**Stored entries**
[Begin]

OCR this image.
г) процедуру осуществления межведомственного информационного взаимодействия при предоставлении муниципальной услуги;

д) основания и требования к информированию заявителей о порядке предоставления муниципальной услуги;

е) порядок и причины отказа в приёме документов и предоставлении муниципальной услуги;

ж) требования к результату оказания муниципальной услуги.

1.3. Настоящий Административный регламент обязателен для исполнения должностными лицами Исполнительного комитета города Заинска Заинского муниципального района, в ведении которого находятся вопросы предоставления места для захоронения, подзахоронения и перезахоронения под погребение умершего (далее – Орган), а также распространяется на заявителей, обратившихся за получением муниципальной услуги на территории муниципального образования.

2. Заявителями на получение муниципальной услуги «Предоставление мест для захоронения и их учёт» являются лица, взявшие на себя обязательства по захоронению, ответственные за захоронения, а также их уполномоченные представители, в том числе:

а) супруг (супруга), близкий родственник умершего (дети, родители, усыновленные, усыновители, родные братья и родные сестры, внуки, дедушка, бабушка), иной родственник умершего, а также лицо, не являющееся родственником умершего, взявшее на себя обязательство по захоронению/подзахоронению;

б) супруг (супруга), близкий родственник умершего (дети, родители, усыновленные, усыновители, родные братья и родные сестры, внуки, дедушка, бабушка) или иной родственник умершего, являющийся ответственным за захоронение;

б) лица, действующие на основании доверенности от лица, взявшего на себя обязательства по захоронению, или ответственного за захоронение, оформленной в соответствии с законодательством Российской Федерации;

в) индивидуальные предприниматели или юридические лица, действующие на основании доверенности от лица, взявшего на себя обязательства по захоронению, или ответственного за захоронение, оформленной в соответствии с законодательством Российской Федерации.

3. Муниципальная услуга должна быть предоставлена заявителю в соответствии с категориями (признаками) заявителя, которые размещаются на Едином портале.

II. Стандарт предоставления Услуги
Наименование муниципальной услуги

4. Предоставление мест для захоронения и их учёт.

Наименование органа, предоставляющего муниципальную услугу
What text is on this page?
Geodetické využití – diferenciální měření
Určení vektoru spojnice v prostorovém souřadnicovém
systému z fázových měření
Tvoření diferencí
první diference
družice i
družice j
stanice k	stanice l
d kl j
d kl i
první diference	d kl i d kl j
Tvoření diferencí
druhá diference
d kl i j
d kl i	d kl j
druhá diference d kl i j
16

[End]

Show the lines that mention the word "доверенности".

б) лица, действующие на основании доверенности от лица, взявшего на себя обязательства по захоронению, или ответственного за захоронение, оформленной в соответствии с законодательством Российской Федерации;
в) индивидуальные предприниматели или юридические лица, действующие на основании доверенности от лица, взявшего на себя обязательства по захоронению, или ответственного за захоронение, оформленной в соответствии с законодательством Российской Федерации.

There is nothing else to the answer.